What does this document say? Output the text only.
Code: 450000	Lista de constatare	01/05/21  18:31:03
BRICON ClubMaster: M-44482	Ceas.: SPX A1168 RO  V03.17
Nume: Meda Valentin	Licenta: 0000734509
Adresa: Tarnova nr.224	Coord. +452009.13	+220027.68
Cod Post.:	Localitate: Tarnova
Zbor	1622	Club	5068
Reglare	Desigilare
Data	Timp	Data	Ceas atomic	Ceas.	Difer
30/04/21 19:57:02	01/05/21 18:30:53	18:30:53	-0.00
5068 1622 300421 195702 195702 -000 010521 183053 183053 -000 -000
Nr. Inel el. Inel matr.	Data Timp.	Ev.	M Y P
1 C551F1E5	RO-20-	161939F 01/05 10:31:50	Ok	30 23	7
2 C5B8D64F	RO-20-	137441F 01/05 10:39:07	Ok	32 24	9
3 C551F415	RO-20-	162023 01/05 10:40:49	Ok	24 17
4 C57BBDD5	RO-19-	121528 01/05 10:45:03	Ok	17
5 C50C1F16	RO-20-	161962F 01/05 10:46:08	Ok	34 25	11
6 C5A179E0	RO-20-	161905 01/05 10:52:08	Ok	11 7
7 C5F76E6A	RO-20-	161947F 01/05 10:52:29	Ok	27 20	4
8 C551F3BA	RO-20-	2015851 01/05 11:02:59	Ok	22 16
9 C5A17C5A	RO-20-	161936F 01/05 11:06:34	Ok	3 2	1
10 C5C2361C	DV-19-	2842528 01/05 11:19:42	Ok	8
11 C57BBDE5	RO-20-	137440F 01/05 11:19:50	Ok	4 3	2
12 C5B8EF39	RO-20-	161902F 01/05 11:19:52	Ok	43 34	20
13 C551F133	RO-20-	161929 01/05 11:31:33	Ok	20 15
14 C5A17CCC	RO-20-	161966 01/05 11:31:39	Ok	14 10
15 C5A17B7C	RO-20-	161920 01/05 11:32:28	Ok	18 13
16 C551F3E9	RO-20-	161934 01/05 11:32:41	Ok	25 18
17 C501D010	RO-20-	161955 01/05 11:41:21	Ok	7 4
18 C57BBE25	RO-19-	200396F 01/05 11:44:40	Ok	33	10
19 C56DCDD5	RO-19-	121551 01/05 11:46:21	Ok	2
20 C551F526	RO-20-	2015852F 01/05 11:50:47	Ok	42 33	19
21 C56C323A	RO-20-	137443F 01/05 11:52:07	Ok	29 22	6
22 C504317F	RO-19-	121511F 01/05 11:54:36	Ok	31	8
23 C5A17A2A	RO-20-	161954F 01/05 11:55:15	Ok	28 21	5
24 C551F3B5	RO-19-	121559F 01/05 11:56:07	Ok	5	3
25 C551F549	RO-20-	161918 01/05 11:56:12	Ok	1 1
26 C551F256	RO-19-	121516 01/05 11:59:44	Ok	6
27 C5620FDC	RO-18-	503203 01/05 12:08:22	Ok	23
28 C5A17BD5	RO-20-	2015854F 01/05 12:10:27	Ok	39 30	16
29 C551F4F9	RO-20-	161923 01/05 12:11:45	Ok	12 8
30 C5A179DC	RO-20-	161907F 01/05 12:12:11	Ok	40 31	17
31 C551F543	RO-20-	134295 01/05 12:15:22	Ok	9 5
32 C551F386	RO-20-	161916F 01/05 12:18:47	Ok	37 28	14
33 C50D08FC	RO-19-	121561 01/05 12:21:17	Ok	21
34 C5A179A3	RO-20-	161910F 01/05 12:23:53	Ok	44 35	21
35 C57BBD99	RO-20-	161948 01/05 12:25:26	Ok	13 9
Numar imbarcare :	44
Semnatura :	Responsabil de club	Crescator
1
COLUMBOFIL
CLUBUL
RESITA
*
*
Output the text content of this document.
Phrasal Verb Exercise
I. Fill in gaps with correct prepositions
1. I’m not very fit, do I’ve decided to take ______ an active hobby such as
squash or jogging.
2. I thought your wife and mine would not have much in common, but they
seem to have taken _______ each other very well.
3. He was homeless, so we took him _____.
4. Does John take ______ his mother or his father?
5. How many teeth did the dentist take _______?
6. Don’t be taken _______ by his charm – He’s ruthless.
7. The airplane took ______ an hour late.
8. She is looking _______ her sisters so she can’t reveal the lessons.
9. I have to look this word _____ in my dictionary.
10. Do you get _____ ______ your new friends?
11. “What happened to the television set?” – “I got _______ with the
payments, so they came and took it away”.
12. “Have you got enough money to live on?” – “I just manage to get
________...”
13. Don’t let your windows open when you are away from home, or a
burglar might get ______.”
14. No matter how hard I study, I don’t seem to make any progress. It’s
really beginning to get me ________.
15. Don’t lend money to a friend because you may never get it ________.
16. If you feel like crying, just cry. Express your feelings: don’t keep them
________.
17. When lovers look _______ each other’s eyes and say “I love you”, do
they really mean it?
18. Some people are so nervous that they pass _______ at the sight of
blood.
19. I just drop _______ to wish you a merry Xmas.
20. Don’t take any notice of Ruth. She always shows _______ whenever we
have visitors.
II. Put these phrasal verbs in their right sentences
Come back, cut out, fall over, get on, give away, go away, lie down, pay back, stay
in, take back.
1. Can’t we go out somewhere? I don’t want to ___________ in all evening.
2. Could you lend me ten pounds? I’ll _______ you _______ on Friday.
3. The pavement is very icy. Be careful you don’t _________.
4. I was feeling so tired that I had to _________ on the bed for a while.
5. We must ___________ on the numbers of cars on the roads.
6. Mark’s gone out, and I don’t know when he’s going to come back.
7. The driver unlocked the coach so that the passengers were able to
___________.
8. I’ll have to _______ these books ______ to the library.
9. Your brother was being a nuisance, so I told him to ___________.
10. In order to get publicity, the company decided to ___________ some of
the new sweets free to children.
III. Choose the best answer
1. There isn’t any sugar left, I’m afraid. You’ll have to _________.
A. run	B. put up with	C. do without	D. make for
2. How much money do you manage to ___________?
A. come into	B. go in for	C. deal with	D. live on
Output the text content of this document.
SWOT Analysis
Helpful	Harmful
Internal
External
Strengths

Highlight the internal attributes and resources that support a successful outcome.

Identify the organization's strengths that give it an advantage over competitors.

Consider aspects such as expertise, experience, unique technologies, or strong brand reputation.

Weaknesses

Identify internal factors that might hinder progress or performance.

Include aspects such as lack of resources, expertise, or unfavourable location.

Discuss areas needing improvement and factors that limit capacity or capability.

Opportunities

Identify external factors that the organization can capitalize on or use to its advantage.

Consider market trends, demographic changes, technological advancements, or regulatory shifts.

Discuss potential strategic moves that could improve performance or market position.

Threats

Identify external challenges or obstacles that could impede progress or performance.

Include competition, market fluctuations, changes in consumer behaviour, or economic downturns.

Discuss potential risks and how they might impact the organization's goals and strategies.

- **Given task**
Search the data for the string "back". List each line that has it.

- **Full answer**
Come back, cut out, fall over, get on, give away, go away, lie down, pay back, stay
in, take back.
6. Mark’s gone out, and I don’t know when he’s going to come back.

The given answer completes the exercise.